## Aim of the task
From the entries that follow, pick out all lines holding "JSON".

━━━━━━━━━━━━━━━━━━━━━━━━━━━━━━

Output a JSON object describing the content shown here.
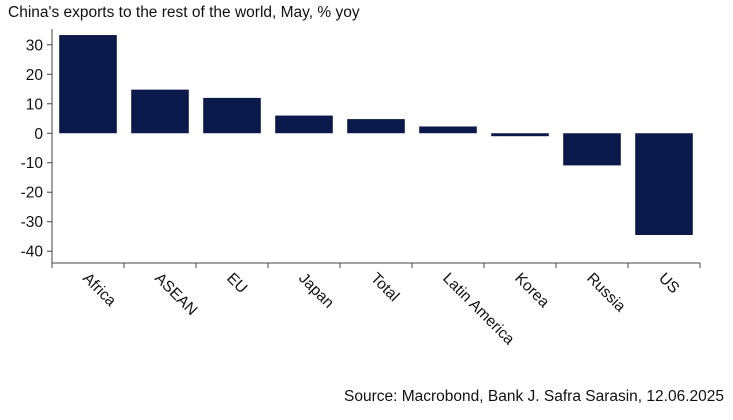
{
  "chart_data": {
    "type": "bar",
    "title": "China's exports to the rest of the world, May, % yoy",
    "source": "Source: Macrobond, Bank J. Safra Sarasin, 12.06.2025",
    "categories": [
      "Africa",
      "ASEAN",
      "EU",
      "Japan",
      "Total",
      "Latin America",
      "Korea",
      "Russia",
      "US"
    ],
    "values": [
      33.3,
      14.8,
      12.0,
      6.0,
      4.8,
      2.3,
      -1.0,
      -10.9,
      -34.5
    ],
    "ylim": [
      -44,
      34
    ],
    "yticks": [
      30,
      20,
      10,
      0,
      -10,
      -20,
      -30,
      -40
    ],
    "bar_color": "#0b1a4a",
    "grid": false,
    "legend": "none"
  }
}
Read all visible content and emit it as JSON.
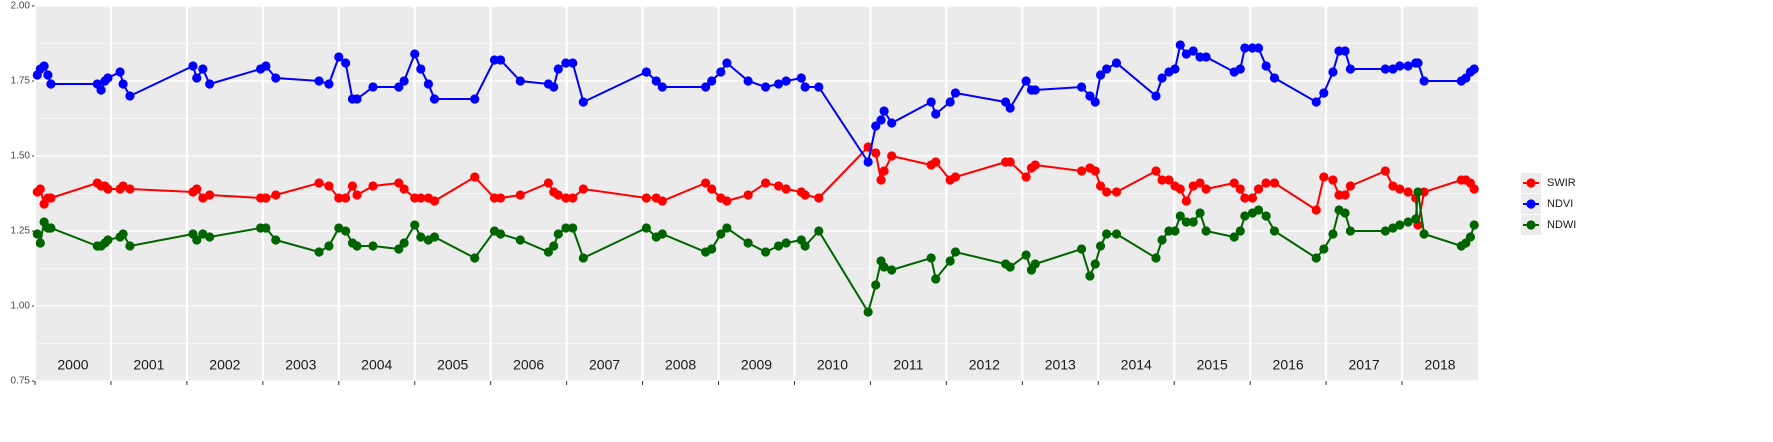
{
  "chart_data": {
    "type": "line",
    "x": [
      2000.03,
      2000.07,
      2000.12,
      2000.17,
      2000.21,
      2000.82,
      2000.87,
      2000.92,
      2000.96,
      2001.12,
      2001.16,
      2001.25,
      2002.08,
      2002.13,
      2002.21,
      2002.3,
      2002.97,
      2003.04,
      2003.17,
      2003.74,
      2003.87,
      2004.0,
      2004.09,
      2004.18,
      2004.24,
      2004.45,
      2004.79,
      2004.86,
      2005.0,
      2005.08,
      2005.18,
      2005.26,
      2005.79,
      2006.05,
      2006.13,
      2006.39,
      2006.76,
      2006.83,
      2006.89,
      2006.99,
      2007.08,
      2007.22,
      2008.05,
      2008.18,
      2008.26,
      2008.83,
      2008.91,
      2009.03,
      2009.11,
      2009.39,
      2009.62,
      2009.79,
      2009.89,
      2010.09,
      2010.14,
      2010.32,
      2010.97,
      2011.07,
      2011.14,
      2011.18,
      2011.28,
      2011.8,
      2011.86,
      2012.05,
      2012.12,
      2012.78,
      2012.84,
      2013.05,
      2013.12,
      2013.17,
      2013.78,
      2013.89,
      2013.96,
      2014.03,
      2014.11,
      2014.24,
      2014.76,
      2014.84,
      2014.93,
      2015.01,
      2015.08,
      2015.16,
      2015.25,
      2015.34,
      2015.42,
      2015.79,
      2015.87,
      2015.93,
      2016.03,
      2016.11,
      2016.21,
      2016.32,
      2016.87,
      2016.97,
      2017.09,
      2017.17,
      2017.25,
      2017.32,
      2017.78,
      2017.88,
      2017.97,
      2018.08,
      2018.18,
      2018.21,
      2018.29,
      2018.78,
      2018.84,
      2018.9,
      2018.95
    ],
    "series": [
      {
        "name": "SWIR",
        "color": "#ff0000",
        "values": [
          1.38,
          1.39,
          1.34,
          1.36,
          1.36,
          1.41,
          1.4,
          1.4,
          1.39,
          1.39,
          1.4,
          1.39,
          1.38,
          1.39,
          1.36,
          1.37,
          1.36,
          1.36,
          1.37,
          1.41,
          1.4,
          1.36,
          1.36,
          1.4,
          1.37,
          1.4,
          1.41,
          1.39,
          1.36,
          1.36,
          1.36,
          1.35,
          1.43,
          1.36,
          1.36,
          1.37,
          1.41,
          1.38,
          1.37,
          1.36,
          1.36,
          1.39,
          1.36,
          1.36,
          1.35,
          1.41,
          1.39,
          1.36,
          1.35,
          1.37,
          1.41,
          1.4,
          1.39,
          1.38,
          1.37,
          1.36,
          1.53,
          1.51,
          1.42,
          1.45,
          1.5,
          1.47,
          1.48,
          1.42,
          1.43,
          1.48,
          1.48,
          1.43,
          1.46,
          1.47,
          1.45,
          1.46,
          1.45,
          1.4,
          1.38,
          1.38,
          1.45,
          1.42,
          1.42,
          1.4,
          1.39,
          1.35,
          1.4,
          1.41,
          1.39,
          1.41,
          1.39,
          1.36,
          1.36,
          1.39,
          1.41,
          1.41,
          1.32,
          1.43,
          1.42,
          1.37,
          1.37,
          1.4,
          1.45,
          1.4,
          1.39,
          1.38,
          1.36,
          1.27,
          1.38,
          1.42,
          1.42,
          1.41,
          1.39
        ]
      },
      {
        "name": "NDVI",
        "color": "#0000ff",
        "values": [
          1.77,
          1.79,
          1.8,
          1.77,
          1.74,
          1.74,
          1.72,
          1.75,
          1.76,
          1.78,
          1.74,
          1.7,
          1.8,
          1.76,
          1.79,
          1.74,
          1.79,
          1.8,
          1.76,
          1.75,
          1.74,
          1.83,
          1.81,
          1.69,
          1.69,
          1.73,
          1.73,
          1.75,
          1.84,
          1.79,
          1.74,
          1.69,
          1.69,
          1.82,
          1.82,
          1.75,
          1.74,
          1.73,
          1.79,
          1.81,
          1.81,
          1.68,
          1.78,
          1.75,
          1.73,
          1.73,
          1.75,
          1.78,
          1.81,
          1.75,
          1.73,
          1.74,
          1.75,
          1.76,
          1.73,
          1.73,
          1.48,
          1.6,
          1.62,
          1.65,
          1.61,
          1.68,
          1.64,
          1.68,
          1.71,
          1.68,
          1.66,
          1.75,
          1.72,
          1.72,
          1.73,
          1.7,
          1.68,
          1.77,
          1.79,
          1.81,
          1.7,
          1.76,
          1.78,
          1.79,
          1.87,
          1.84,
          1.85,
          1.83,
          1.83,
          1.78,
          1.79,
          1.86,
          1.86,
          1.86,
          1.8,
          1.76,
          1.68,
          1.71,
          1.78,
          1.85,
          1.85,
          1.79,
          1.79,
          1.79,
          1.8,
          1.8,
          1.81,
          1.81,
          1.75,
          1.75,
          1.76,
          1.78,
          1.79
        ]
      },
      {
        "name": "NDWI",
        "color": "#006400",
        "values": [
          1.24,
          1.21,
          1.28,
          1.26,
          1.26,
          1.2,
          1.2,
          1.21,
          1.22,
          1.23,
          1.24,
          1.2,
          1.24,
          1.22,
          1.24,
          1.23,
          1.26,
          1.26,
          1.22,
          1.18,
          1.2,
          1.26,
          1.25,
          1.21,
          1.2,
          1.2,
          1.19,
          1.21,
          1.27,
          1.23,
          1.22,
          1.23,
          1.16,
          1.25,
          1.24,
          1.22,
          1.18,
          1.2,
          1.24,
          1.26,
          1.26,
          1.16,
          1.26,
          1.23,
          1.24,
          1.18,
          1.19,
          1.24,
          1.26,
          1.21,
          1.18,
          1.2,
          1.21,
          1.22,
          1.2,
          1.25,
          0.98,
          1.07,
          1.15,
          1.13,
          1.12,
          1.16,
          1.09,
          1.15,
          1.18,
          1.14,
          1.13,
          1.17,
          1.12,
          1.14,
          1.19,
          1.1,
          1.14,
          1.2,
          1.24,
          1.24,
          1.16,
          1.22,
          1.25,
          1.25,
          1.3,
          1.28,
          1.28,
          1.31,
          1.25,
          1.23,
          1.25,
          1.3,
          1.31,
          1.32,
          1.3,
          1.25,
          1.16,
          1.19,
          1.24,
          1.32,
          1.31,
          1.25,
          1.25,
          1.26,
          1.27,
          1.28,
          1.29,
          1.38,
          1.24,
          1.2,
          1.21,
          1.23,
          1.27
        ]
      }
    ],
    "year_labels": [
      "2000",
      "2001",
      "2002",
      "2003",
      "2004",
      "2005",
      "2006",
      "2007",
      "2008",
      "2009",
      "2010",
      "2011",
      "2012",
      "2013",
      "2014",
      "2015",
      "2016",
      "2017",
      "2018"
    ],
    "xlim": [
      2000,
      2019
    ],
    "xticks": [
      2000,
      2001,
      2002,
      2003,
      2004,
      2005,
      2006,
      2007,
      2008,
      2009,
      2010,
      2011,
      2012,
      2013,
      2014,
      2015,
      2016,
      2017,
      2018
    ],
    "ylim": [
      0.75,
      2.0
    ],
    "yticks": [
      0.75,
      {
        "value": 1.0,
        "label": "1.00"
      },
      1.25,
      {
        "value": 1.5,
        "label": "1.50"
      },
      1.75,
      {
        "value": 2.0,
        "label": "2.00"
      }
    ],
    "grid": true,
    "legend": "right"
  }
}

━━━━━━━━━━━━━━━━━━━━━━━━━━━━━━

## Answer to the task
Output a JSON object describing the content shown here.
Read all visible content and emit it as JSON.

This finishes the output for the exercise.